● **Challenge**
Pull every line containing the word "ylabel" from the records.

● **Record extracts**
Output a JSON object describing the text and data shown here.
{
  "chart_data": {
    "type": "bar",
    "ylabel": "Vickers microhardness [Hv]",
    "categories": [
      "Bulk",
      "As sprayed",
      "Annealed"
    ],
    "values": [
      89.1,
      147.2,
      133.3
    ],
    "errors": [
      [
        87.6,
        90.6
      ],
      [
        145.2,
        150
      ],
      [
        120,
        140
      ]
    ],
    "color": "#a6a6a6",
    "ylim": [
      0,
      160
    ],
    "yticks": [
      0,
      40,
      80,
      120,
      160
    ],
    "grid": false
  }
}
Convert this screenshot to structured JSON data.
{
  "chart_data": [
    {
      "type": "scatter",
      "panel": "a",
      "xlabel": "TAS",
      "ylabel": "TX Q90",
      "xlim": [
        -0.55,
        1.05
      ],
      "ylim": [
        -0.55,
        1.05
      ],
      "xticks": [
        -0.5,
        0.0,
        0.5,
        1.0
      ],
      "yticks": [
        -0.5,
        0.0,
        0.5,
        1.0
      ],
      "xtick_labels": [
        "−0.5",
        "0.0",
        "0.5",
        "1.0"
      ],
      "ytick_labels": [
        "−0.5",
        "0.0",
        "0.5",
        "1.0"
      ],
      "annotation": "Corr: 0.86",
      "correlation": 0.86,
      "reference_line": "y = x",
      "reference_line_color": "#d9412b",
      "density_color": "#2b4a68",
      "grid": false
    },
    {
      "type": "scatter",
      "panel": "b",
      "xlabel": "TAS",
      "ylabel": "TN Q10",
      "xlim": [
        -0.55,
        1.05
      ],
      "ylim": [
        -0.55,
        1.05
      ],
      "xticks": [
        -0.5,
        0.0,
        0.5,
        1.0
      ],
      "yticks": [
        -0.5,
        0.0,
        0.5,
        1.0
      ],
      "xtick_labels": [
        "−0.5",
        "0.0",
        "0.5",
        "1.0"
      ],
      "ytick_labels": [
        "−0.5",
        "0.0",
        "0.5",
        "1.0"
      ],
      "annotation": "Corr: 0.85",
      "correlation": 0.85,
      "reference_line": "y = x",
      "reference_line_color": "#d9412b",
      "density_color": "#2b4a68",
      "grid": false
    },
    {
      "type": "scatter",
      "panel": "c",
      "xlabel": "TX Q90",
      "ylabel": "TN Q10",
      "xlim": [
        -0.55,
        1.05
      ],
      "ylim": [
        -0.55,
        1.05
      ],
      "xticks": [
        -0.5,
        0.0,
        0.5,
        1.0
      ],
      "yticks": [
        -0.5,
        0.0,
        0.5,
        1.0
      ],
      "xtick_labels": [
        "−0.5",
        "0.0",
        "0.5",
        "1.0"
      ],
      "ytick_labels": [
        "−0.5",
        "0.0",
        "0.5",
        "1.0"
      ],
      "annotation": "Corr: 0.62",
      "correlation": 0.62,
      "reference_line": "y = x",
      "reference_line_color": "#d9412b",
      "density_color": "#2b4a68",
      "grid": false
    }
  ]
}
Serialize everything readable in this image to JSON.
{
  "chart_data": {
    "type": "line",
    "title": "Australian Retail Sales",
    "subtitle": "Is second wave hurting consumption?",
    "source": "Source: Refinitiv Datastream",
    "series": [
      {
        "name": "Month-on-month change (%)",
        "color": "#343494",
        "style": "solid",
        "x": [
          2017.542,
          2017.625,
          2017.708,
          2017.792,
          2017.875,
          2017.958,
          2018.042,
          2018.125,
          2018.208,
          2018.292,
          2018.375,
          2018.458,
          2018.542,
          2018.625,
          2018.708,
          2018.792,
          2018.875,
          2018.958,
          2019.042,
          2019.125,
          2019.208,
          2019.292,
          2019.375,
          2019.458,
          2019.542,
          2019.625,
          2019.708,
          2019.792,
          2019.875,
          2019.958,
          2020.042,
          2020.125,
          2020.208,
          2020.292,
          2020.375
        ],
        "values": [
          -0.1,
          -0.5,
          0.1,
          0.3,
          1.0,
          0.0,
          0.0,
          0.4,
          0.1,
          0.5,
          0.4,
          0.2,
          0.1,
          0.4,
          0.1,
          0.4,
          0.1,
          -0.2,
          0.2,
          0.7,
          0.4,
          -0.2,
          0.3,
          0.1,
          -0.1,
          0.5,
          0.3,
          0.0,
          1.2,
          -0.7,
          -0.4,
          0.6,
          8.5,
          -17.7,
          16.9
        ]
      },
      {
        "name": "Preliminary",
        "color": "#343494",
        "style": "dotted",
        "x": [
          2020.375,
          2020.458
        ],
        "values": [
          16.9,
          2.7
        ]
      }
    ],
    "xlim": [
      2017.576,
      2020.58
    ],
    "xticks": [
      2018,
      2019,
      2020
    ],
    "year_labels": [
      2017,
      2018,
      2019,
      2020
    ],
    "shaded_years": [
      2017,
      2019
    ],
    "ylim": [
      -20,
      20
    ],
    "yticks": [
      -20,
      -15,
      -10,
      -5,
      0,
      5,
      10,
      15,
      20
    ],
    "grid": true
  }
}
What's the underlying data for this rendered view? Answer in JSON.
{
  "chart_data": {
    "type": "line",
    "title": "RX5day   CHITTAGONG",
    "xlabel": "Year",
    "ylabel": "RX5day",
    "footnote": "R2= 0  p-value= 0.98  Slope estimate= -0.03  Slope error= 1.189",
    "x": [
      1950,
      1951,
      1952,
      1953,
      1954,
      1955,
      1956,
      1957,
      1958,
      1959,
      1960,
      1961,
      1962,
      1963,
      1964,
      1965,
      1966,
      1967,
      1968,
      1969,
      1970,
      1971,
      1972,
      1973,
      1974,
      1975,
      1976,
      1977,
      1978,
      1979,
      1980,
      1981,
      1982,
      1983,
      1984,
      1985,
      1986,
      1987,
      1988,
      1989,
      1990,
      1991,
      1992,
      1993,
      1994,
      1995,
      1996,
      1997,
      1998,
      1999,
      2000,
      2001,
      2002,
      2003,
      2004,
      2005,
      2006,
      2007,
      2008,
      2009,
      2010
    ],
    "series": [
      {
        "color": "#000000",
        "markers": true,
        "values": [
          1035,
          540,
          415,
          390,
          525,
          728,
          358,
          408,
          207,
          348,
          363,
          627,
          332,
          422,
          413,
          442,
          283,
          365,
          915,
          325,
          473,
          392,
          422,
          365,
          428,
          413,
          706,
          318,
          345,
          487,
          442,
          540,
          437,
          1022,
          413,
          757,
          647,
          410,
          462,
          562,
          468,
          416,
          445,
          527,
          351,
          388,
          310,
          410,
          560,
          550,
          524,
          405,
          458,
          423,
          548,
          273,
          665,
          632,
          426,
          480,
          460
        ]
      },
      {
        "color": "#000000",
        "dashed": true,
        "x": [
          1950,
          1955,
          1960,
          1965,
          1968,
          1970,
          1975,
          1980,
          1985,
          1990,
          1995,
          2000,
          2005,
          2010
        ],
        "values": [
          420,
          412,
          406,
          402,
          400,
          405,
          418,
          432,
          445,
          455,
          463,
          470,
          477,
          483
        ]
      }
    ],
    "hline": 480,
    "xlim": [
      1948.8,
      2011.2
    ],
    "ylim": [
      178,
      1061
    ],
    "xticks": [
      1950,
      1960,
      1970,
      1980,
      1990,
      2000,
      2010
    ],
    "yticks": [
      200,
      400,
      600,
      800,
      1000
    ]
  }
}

● **Worked answer**
    "ylabel": "Vickers microhardness [Hv]",
      "ylabel": "TX Q90",
      "ylabel": "TN Q10",
      "ylabel": "TN Q10",
    "ylabel": "RX5day",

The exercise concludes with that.